Collected data
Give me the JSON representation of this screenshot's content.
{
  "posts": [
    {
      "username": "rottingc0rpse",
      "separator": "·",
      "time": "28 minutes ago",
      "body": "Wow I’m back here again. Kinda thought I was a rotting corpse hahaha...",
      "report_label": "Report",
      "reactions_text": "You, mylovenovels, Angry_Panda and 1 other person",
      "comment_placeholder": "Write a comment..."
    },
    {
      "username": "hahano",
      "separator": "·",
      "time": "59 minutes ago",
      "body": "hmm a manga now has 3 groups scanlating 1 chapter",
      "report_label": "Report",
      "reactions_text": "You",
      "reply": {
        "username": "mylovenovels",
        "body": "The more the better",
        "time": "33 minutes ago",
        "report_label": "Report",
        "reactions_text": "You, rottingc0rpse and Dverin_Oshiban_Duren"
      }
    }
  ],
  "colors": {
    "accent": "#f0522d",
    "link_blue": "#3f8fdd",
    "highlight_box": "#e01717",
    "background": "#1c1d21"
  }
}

# Set task:
Work through the records line by line and tally those holding "time". Reply with the number alone.

# Answer to the task:
3